■ **DESCRIPTION OF THE TASK**
Would you write out the entries below, every one of them, exactly?

■ **INFORMATION GIVEN**
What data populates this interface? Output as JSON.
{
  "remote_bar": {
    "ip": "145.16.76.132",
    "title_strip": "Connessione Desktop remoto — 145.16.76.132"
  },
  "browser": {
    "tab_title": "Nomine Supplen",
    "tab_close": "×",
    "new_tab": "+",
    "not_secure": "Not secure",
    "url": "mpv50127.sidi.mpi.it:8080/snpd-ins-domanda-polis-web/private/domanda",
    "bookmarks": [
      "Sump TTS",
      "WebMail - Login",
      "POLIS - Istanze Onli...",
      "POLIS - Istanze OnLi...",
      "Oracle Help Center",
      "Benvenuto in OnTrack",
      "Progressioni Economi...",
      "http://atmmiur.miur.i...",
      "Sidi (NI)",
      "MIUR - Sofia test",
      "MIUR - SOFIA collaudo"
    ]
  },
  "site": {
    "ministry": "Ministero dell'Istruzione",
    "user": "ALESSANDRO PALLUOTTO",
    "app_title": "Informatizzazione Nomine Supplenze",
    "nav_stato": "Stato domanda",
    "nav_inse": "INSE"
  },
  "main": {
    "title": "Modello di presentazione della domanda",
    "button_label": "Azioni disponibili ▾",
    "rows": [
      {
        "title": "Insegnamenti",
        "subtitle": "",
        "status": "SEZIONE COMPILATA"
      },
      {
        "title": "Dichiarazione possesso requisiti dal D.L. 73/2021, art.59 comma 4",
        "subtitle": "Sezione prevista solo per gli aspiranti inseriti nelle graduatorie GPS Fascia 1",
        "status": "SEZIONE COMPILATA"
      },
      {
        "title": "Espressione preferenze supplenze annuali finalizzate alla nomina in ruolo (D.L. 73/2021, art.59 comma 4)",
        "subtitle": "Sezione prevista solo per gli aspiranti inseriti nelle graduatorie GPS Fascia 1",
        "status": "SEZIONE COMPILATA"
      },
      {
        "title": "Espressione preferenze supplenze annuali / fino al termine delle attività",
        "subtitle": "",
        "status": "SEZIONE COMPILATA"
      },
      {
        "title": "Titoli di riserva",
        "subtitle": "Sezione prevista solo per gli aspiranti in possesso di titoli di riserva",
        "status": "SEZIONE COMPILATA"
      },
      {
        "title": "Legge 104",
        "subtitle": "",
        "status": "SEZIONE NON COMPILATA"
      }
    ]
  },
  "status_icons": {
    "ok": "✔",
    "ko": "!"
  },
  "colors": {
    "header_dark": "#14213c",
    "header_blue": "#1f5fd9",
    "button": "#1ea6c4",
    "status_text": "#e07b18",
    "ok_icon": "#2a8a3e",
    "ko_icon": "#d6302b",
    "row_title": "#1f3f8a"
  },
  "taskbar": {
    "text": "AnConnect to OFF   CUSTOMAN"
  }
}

■ **WRITTEN REPLY**
What data populates this interface? Output as JSON.
{
  "remote_bar": {
    "ip": "145.16.76.132",
    "title_strip": "Connessione Desktop remoto — 145.16.76.132"
  },
  "browser": {
    "tab_title": "Nomine Supplen",
    "tab_close": "×",
    "new_tab": "+",
    "not_secure": "Not secure",
    "url": "mpv50127.sidi.mpi.it:8080/snpd-ins-domanda-polis-web/private/domanda",
    "bookmarks": [
      "Sump TTS",
      "WebMail - Login",
      "POLIS - Istanze Onli...",
      "POLIS - Istanze OnLi...",
      "Oracle Help Center",
      "Benvenuto in OnTrack",
      "Progressioni Economi...",
      "http://atmmiur.miur.i...",
      "Sidi (NI)",
      "MIUR - Sofia test",
      "MIUR - SOFIA collaudo"
    ]
  },
  "site": {
    "ministry": "Ministero dell'Istruzione",
    "user": "ALESSANDRO PALLUOTTO",
    "app_title": "Informatizzazione Nomine Supplenze",
    "nav_stato": "Stato domanda",
    "nav_inse": "INSE"
  },
  "main": {
    "title": "Modello di presentazione della domanda",
    "button_label": "Azioni disponibili ▾",
    "rows": [
      {
        "title": "Insegnamenti",
        "subtitle": "",
        "status": "SEZIONE COMPILATA"
      },
      {
        "title": "Dichiarazione possesso requisiti dal D.L. 73/2021, art.59 comma 4",
        "subtitle": "Sezione prevista solo per gli aspiranti inseriti nelle graduatorie GPS Fascia 1",
        "status": "SEZIONE COMPILATA"
      },
      {
        "title": "Espressione preferenze supplenze annuali finalizzate alla nomina in ruolo (D.L. 73/2021, art.59 comma 4)",
        "subtitle": "Sezione prevista solo per gli aspiranti inseriti nelle graduatorie GPS Fascia 1",
        "status": "SEZIONE COMPILATA"
      },
      {
        "title": "Espressione preferenze supplenze annuali / fino al termine delle attività",
        "subtitle": "",
        "status": "SEZIONE COMPILATA"
      },
      {
        "title": "Titoli di riserva",
        "subtitle": "Sezione prevista solo per gli aspiranti in possesso di titoli di riserva",
        "status": "SEZIONE COMPILATA"
      },
      {
        "title": "Legge 104",
        "subtitle": "",
        "status": "SEZIONE NON COMPILATA"
      }
    ]
  },
  "status_icons": {
    "ok": "✔",
    "ko": "!"
  },
  "colors": {
    "header_dark": "#14213c",
    "header_blue": "#1f5fd9",
    "button": "#1ea6c4",
    "status_text": "#e07b18",
    "ok_icon": "#2a8a3e",
    "ko_icon": "#d6302b",
    "row_title": "#1f3f8a"
  },
  "taskbar": {
    "text": "AnConnect to OFF   CUSTOMAN"
  }
}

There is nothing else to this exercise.